Find the string "have" in the data, then copy every line where it is found.

-- TASK INPUTS --
◆ ◆ ◆ ◆ ◆ ◆ ◆
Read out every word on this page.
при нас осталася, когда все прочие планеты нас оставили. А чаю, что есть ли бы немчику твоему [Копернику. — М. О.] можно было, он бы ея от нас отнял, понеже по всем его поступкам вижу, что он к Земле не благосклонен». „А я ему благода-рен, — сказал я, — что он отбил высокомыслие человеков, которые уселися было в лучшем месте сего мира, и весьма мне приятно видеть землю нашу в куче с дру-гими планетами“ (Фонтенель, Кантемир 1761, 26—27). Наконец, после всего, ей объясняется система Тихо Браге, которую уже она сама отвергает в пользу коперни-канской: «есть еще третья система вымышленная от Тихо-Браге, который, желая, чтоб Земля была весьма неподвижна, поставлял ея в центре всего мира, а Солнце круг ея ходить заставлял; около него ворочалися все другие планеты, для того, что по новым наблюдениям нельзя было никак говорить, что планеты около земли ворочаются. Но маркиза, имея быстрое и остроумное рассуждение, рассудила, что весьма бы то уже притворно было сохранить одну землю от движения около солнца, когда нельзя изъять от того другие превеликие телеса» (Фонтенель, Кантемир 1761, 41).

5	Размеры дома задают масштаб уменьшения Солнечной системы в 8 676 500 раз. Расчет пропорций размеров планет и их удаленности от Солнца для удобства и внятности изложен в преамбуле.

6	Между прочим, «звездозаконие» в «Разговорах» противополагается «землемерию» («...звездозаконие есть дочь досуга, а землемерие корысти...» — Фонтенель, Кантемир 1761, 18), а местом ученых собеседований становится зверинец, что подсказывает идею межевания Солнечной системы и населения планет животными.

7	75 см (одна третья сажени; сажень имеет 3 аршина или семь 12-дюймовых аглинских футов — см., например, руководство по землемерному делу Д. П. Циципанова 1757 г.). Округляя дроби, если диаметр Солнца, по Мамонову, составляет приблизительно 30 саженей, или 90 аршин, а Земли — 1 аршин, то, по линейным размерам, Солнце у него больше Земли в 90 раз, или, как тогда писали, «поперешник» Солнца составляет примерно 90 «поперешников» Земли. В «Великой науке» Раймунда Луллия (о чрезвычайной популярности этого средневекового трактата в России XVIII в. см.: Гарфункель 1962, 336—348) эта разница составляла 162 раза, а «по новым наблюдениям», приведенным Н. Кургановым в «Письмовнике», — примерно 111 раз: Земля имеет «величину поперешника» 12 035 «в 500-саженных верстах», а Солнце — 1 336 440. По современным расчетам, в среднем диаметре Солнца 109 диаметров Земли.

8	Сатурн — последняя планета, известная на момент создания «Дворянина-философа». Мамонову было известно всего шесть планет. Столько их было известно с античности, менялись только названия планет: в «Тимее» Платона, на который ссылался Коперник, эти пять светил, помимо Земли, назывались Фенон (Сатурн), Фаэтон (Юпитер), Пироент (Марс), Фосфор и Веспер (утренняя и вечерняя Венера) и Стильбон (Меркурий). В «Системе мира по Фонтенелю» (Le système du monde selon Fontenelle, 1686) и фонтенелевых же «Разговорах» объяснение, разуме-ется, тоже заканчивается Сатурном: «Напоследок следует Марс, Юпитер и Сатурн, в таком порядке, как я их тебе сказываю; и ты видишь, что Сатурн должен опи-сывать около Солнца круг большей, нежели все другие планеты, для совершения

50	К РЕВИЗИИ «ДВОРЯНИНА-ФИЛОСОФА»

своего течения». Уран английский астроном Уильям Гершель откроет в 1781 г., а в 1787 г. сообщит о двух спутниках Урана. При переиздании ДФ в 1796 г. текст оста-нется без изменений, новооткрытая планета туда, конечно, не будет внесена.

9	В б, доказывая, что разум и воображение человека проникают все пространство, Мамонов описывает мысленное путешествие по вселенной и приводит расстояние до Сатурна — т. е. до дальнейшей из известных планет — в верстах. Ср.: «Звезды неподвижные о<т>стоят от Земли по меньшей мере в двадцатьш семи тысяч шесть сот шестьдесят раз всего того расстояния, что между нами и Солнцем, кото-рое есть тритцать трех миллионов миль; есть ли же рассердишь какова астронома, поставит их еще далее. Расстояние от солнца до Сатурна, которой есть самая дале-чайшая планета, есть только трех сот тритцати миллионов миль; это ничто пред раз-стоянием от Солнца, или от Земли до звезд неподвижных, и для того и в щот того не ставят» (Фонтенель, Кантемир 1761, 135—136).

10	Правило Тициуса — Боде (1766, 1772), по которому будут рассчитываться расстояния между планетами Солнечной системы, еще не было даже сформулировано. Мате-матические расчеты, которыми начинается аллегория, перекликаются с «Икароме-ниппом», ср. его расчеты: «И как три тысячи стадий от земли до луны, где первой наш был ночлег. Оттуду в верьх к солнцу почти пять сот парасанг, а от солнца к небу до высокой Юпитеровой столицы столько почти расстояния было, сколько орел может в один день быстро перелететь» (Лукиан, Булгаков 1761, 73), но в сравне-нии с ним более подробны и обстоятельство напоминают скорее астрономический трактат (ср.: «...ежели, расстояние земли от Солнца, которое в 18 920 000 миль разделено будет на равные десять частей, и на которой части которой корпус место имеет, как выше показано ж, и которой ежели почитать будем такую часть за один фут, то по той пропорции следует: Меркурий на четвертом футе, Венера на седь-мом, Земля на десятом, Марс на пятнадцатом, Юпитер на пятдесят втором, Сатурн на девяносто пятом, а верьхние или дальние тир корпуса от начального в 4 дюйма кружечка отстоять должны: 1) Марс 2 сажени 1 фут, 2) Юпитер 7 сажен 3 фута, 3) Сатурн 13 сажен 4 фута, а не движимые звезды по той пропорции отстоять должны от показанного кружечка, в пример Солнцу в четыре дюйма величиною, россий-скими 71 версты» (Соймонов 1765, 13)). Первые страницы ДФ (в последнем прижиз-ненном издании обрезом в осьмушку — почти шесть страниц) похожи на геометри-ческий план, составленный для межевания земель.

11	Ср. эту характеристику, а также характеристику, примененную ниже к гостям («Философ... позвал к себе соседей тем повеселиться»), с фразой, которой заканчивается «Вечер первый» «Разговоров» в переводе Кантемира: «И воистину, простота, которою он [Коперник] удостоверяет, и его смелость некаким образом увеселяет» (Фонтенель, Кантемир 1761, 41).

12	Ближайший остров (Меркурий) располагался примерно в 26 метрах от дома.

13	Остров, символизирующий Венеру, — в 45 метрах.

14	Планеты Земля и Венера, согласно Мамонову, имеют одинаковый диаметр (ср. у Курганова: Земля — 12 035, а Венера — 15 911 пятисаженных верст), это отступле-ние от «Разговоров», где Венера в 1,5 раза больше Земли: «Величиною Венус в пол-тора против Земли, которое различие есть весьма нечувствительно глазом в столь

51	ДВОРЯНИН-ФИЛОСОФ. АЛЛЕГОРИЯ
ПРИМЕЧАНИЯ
◆ ◆ ◆ ◆ ◆ ◆ ◆
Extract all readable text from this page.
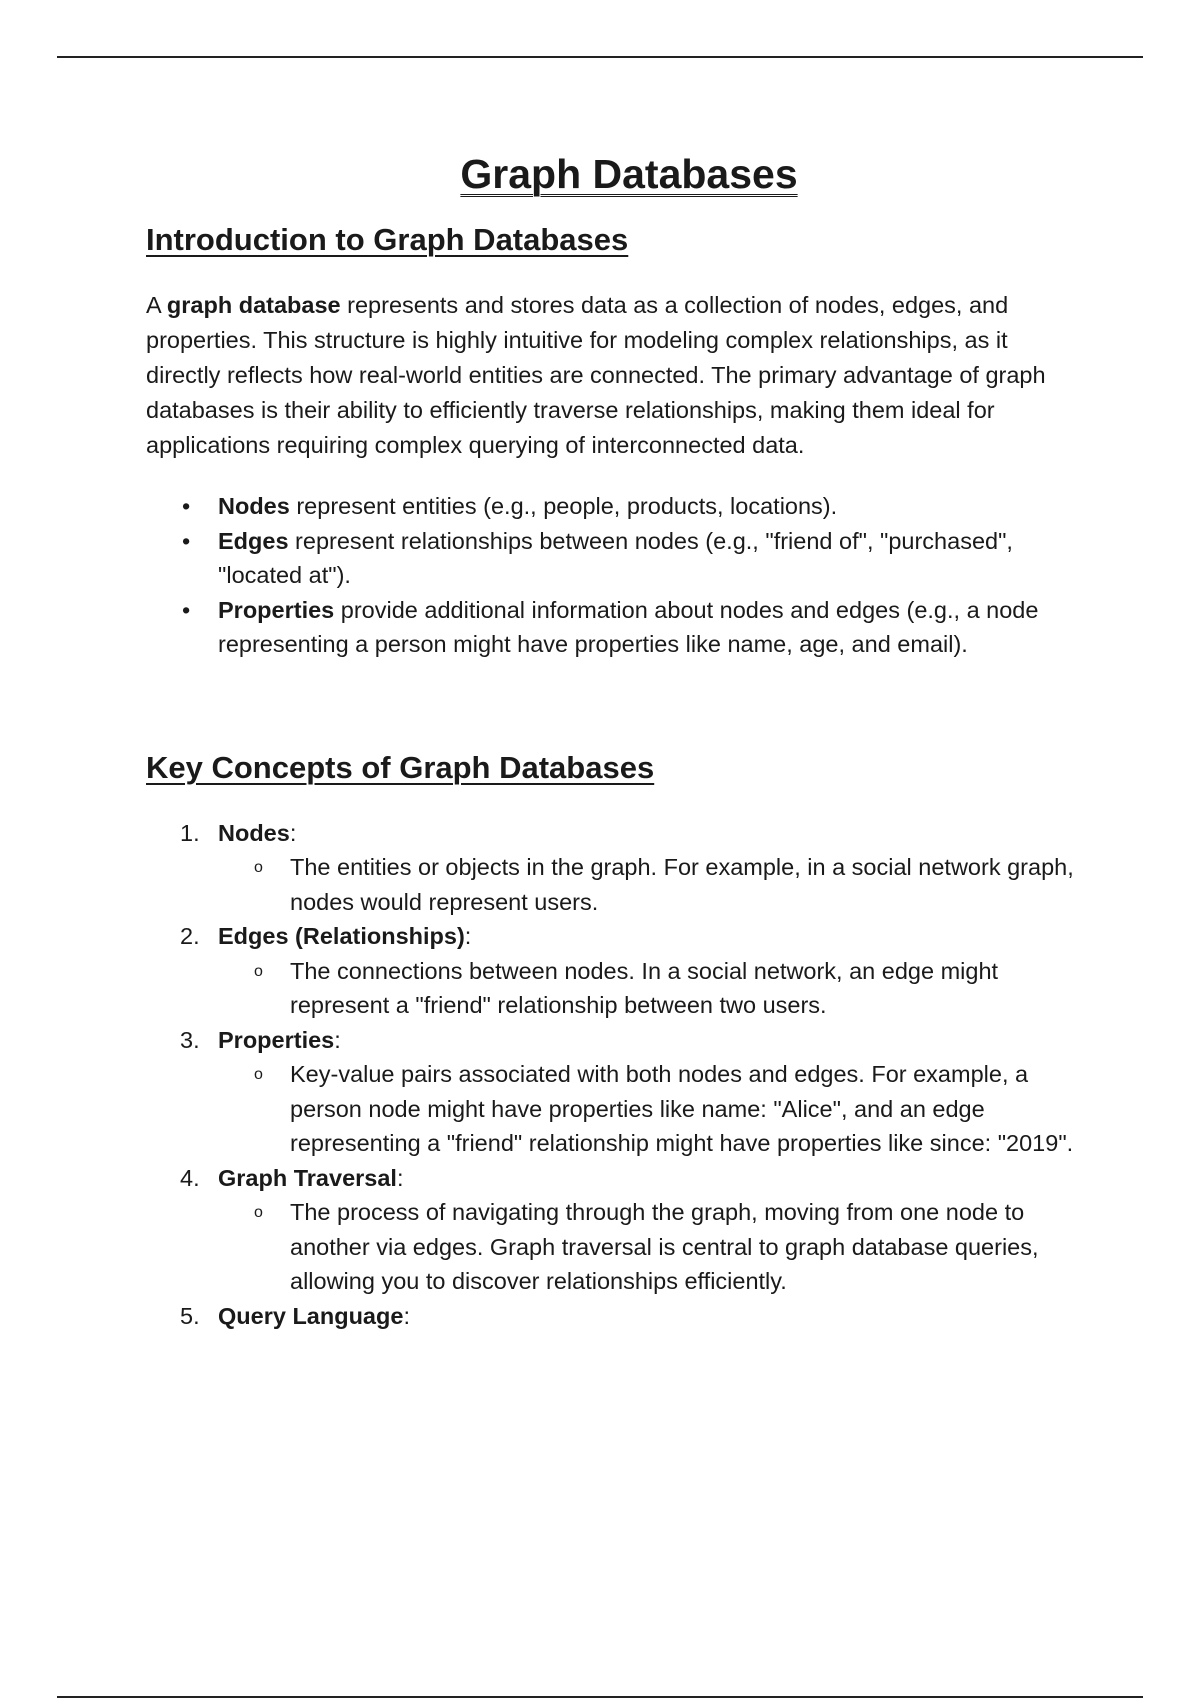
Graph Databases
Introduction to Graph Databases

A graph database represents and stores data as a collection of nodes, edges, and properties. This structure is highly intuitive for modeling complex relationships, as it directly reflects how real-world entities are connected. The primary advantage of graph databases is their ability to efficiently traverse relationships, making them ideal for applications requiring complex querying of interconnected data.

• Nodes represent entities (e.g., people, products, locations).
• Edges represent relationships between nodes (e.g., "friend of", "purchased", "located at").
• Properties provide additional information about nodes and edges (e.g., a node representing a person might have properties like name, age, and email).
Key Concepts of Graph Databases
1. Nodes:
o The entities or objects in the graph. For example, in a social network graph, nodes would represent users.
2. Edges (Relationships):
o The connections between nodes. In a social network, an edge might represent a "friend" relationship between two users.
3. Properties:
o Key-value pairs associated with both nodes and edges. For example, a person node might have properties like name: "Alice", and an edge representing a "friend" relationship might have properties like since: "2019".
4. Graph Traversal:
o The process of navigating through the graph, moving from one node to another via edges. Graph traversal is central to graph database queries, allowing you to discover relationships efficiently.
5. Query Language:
◆ ◆ ◆ ◆ ◆ ◆ ◆
-- EXPECTED ANSWER --
• Properties provide additional information about nodes and edges (e.g., a node representing a person might have properties like name, age, and email).
o Key-value pairs associated with both nodes and edges. For example, a person node might have properties like name: "Alice", and an edge representing a "friend" relationship might have properties like since: "2019".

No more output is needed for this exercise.